# Recorded data:
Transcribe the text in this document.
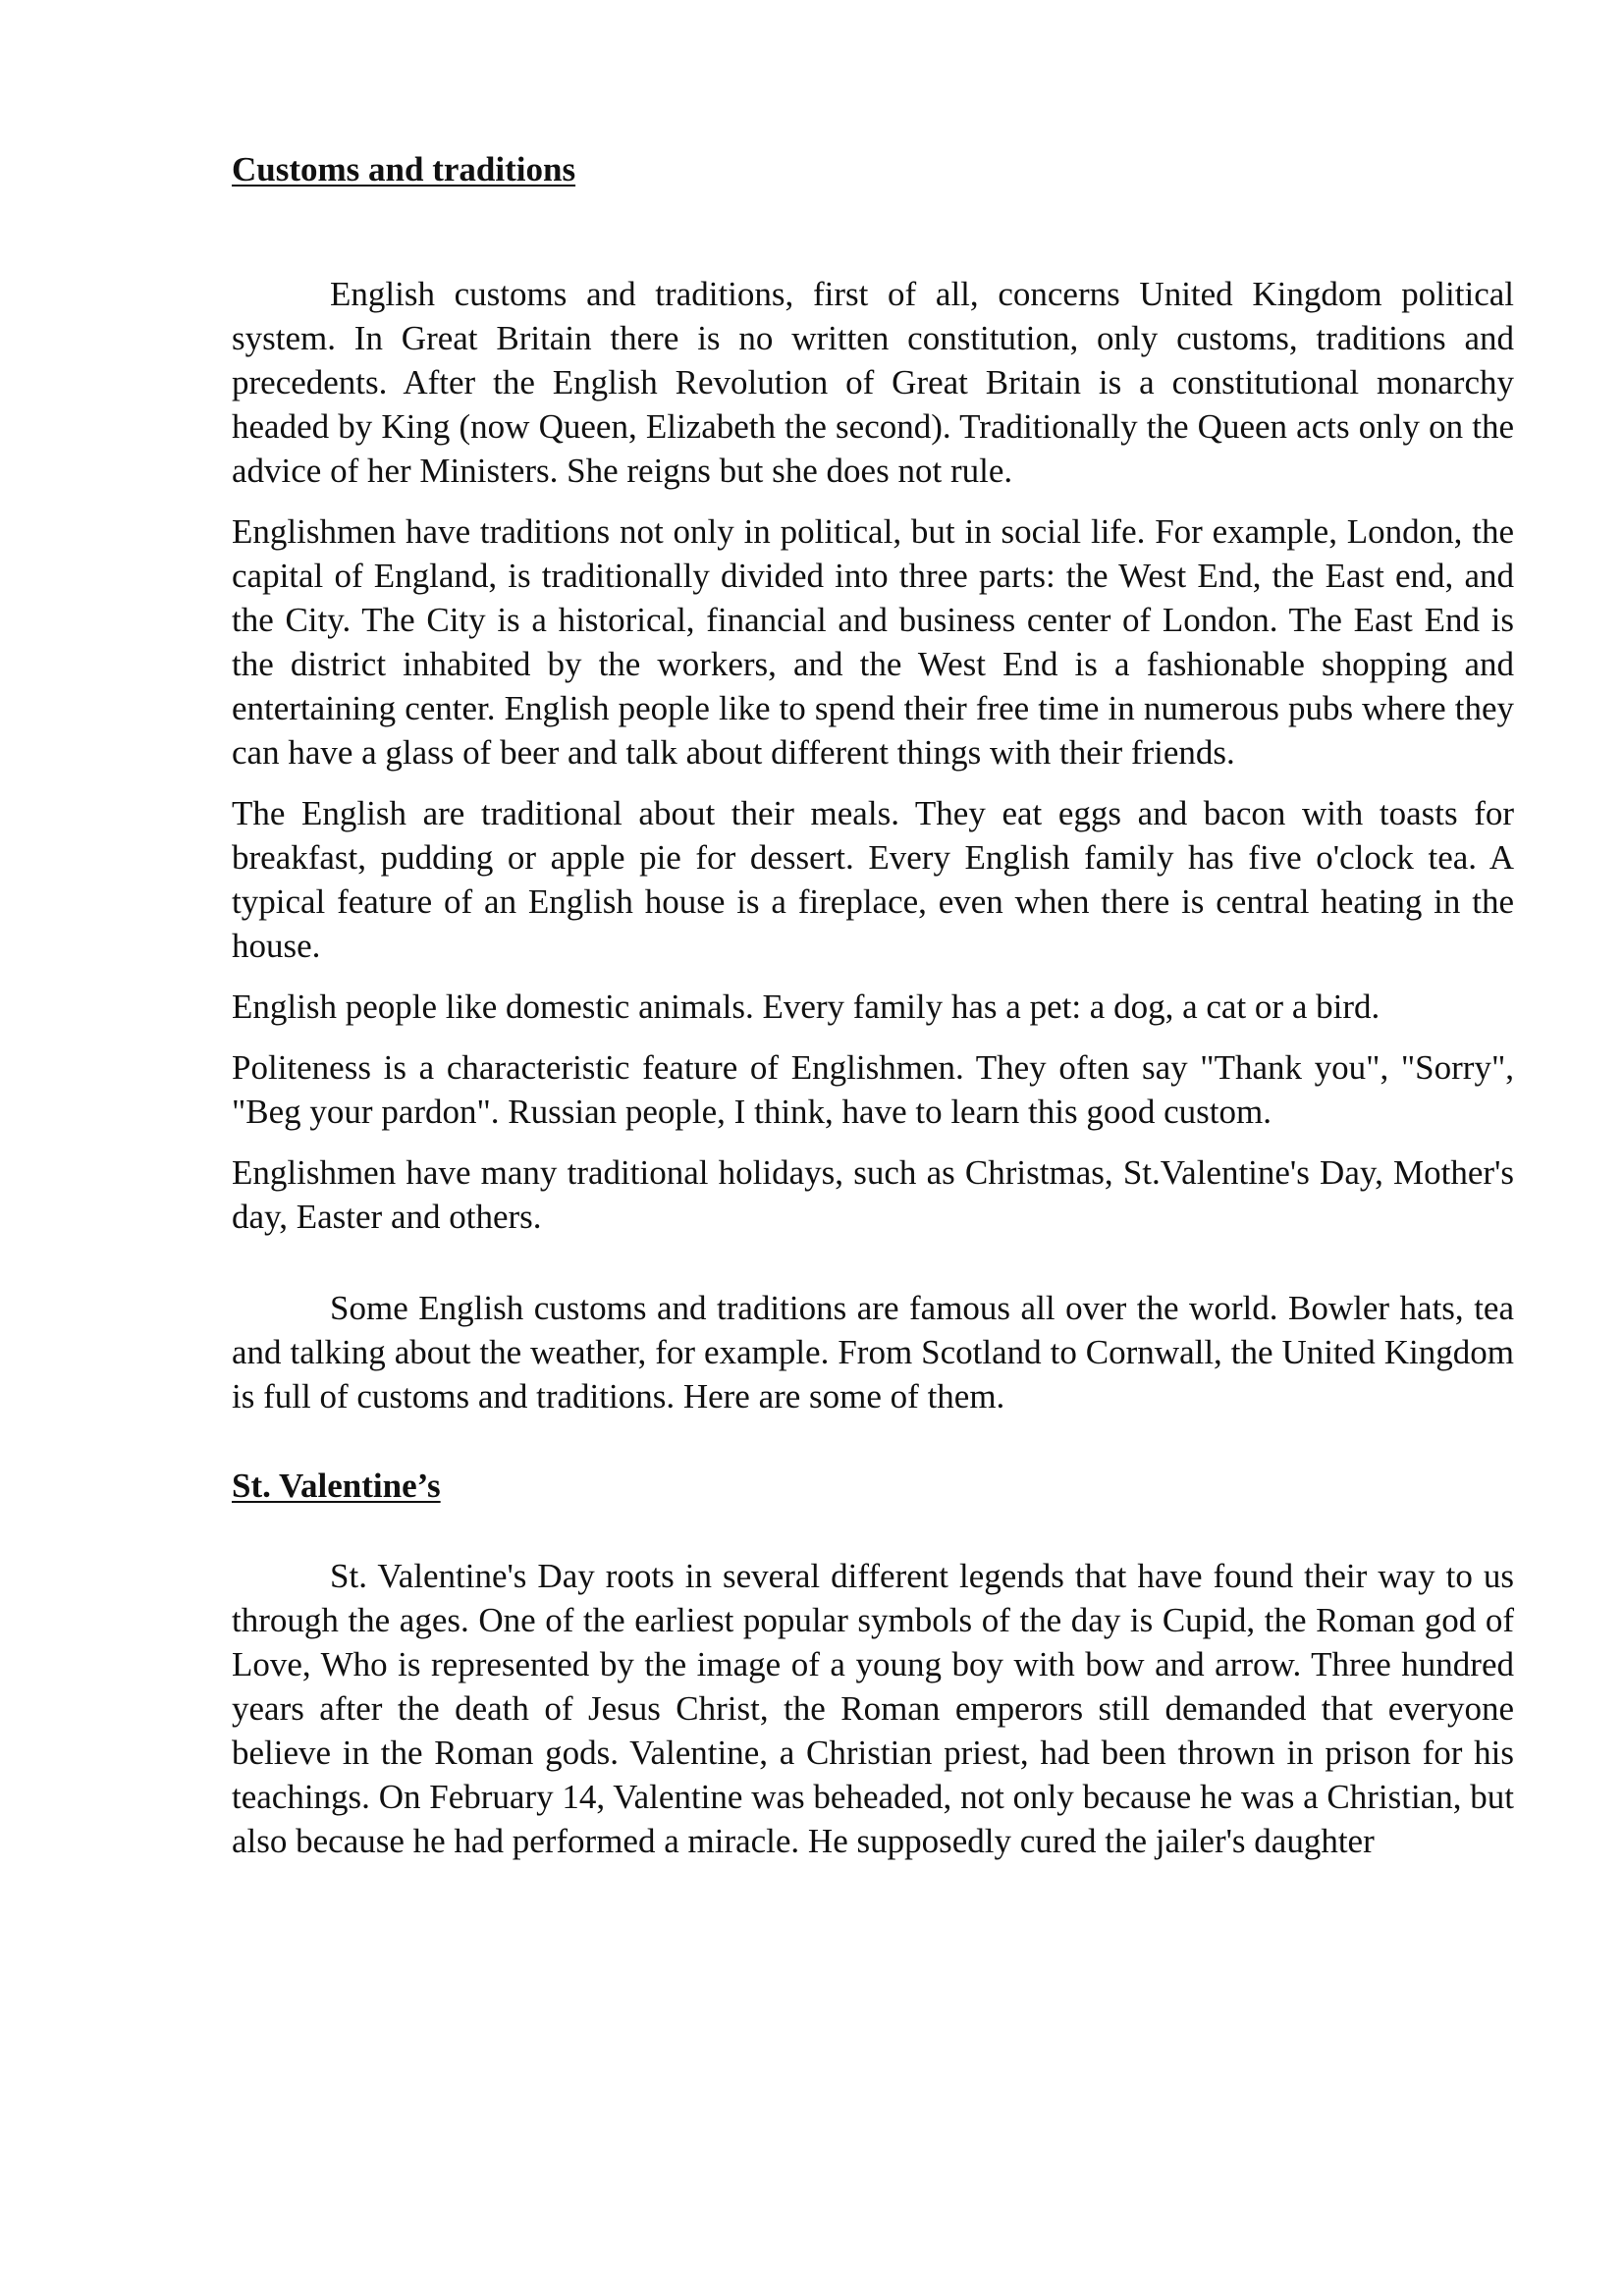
Customs and traditions

English customs and traditions, first of all, concerns United Kingdom political system. In Great Britain there is no written constitution, only customs, traditions and precedents. After the English Revolution of Great Britain is a constitutional monarchy headed by King (now Queen, Elizabeth the second). Traditionally the Queen acts only on the advice of her Ministers. She reigns but she does not rule.

Englishmen have traditions not only in political, but in social life. For example, London, the capital of England, is traditionally divided into three parts: the West End, the East end, and the City. The City is a historical, financial and business center of London. The East End is the district inhabited by the workers, and the West End is a fashionable shopping and entertaining center. English people like to spend their free time in numerous pubs where they can have a glass of beer and talk about different things with their friends.

The English are traditional about their meals. They eat eggs and bacon with toasts for breakfast, pudding or apple pie for dessert. Every English family has five o'clock tea. A typical feature of an English house is a fireplace, even when there is central heating in the house.

English people like domestic animals. Every family has a pet: a dog, a cat or a bird.

Politeness is a characteristic feature of Englishmen. They often say "Thank you", "Sorry", "Beg your pardon". Russian people, I think, have to learn this good custom.

Englishmen have many traditional holidays, such as Christmas, St.Valentine's Day, Mother's day, Easter and others.

Some English customs and traditions are famous all over the world. Bowler hats, tea and talking about the weather, for example. From Scotland to Cornwall, the United Kingdom is full of customs and traditions. Here are some of them.

St. Valentine’s

St. Valentine's Day roots in several different legends that have found their way to us through the ages. One of the earliest popular symbols of the day is Cupid, the Roman god of Love, Who is represented by the image of a young boy with bow and arrow. Three hundred years after the death of Jesus Christ, the Roman emperors still demanded that everyone believe in the Roman gods. Valentine, a Christian priest, had been thrown in prison for his teachings. On February 14, Valentine was beheaded, not only because he was a Christian, but also because he had performed a miracle. He supposedly cured the jailer's daughter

# Short task:
Copy each line of the preceding data that contains the string "Kingdom".

# Answer to this exercise:
English customs and traditions, first of all, concerns United Kingdom political system. In Great Britain there is no written constitution, only customs, traditions and precedents. After the English Revolution of Great Britain is a constitutional monarchy headed by King (now Queen, Elizabeth the second). Traditionally the Queen acts only on the advice of her Ministers. She reigns but she does not rule.
Some English customs and traditions are famous all over the world. Bowler hats, tea and talking about the weather, for example. From Scotland to Cornwall, the United Kingdom is full of customs and traditions. Here are some of them.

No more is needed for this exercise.